Can you give the items, from the first line up to and including the line with "leader-40-icon [608,1106,668,1140]", as a Markdown table with a Row column for the line number and a Line column for the text, skipping any blank lines?

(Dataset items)

-.-.-

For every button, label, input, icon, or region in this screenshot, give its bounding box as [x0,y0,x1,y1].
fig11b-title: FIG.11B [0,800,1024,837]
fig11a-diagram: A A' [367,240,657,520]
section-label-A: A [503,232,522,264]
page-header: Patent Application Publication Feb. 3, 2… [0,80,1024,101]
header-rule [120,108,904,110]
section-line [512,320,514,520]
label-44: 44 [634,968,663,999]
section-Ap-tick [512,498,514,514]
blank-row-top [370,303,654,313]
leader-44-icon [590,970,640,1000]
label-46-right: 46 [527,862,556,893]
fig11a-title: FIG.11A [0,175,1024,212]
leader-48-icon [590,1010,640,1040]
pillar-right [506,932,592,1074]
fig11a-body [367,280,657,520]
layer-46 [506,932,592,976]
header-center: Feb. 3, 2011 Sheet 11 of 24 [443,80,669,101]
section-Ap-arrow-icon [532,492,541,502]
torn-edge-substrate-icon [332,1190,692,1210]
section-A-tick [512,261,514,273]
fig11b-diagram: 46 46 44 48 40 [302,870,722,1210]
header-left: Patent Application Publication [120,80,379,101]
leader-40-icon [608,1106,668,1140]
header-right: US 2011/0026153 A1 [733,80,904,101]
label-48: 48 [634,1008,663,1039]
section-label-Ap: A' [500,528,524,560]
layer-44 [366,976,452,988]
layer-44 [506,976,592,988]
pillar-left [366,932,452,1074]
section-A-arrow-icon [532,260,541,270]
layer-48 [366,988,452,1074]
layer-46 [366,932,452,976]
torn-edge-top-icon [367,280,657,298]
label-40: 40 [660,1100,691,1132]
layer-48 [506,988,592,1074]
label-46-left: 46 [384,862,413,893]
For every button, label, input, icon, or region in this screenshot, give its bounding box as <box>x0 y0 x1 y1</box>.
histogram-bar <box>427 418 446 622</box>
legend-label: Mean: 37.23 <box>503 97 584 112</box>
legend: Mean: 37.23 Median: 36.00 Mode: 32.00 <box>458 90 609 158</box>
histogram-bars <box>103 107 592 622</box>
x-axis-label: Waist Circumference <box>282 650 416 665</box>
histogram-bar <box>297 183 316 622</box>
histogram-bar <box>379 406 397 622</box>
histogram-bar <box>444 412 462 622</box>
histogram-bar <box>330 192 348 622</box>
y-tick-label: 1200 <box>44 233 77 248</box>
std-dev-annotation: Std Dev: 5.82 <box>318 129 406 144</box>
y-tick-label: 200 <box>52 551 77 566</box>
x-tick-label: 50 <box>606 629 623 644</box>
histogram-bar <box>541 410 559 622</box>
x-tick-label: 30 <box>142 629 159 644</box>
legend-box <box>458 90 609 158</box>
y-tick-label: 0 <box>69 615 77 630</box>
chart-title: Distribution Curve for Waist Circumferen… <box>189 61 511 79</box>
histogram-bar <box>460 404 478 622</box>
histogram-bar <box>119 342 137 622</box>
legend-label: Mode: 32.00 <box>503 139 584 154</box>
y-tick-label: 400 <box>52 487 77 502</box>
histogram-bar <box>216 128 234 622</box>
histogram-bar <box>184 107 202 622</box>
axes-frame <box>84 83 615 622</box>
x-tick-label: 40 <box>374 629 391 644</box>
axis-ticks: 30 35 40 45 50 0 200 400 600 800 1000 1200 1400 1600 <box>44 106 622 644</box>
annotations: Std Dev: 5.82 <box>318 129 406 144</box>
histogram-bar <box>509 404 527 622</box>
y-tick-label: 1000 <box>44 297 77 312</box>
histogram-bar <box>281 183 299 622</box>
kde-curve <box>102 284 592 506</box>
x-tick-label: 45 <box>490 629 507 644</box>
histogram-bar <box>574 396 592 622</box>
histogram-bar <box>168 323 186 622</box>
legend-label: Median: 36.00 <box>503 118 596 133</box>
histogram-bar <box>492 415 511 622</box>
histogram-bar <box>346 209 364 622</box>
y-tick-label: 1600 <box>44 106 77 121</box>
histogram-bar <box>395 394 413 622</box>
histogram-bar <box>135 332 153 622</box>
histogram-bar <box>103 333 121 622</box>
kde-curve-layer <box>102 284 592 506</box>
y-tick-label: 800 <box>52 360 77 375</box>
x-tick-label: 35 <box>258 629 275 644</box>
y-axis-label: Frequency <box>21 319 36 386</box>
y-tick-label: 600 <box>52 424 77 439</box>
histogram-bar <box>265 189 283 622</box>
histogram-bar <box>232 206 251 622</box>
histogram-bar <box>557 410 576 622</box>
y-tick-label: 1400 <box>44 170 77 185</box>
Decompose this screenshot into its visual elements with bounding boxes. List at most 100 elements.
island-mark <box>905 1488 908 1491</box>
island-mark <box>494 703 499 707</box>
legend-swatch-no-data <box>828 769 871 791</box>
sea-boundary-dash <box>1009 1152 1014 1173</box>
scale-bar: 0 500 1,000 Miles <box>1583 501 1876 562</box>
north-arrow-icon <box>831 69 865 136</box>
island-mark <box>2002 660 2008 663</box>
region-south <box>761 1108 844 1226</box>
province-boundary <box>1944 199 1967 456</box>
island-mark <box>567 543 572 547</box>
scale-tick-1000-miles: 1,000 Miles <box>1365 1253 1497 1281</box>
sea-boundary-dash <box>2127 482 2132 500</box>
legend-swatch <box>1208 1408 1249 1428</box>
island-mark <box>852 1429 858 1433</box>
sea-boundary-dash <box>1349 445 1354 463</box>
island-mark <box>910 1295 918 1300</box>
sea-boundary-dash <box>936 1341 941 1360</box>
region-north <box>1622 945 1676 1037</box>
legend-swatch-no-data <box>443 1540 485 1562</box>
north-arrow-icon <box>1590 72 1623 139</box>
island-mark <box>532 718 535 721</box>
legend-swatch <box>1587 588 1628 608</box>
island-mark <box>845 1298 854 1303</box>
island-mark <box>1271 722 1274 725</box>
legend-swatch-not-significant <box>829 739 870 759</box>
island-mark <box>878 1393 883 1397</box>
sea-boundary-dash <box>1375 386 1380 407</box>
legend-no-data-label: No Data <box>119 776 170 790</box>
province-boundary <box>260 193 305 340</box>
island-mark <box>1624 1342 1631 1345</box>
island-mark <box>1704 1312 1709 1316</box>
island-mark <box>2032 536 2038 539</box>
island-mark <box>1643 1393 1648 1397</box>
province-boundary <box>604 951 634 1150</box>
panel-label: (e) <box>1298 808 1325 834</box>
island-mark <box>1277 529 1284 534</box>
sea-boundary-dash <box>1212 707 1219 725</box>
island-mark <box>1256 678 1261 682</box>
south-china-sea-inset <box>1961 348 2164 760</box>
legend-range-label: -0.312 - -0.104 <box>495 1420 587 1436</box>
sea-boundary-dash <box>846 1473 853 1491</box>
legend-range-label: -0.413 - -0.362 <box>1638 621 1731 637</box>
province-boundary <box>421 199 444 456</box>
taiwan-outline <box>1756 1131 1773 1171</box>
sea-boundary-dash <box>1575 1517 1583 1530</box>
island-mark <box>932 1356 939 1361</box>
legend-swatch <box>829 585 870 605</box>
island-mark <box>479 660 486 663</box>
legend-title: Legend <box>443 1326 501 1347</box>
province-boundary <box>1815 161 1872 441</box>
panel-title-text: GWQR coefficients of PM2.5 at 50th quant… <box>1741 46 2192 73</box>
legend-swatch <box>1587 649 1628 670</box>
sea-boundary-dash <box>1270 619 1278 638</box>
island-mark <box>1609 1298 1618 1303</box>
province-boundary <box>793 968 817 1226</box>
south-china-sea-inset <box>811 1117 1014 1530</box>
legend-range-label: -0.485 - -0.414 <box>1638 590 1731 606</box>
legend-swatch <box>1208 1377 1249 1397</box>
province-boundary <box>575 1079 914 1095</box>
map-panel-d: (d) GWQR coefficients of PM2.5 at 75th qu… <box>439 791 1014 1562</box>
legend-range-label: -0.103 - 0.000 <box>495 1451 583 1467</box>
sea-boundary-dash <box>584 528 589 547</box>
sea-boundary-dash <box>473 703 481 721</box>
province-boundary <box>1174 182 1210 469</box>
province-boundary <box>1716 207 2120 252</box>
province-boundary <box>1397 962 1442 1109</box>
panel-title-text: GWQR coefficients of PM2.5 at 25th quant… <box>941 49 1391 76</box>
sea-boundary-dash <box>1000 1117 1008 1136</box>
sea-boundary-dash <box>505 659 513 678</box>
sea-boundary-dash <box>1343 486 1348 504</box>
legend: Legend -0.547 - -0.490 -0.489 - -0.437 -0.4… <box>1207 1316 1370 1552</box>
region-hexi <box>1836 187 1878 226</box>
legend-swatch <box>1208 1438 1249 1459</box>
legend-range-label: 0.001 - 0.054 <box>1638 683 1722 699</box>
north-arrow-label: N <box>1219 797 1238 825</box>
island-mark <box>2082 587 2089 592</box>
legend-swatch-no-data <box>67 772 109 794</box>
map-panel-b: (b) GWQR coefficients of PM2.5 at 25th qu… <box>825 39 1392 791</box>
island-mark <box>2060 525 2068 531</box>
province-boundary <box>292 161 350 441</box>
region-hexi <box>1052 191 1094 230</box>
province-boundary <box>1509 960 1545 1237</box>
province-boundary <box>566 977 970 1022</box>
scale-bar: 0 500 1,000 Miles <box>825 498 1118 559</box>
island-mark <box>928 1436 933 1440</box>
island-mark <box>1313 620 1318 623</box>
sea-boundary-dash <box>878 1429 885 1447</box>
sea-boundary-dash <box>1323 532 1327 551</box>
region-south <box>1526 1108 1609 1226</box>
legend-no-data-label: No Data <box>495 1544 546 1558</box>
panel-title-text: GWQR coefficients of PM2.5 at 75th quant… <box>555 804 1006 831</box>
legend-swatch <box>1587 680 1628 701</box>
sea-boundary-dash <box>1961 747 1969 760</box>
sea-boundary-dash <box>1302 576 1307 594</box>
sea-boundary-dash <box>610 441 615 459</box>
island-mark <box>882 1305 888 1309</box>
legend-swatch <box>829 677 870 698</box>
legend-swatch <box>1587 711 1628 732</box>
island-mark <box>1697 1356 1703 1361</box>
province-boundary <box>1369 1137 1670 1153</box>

-.-.-

* _Written response_:
| Row | Line |
|---|---|
| 1 | For every button, label, input, icon, or region in this screenshot, give its bounding box as [x0,y0,x1,y1]. |
| 2 | fig11b-title: FIG.11B [0,800,1024,837] |
| 3 | fig11a-diagram: A A' [367,240,657,520] |
| 4 | section-label-A: A [503,232,522,264] |
| 5 | page-header: Patent Application Publication Feb. 3, 2… [0,80,1024,101] |
| 6 | header-rule [120,108,904,110] |
| 7 | section-line [512,320,514,520] |
| 8 | label-44: 44 [634,968,663,999] |
| 9 | section-Ap-tick [512,498,514,514] |
| 10 | blank-row-top [370,303,654,313] |
| 11 | leader-44-icon [590,970,640,1000] |
| 12 | label-46-right: 46 [527,862,556,893] |
| 13 | fig11a-title: FIG.11A [0,175,1024,212] |
| 14 | leader-48-icon [590,1010,640,1040] |
| 15 | pillar-right [506,932,592,1074] |
| 16 | fig11a-body [367,280,657,520] |
| 17 | layer-46 [506,932,592,976] |
| 18 | header-center: Feb. 3, 2011 Sheet 11 of 24 [443,80,669,101] |
| 19 | section-Ap-arrow-icon [532,492,541,502] |
| 20 | torn-edge-substrate-icon [332,1190,692,1210] |
| 21 | section-A-tick [512,261,514,273] |
| 22 | fig11b-diagram: 46 46 44 48 40 [302,870,722,1210] |
| 23 | header-left: Patent Application Publication [120,80,379,101] |
| 24 | leader-40-icon [608,1106,668,1140] |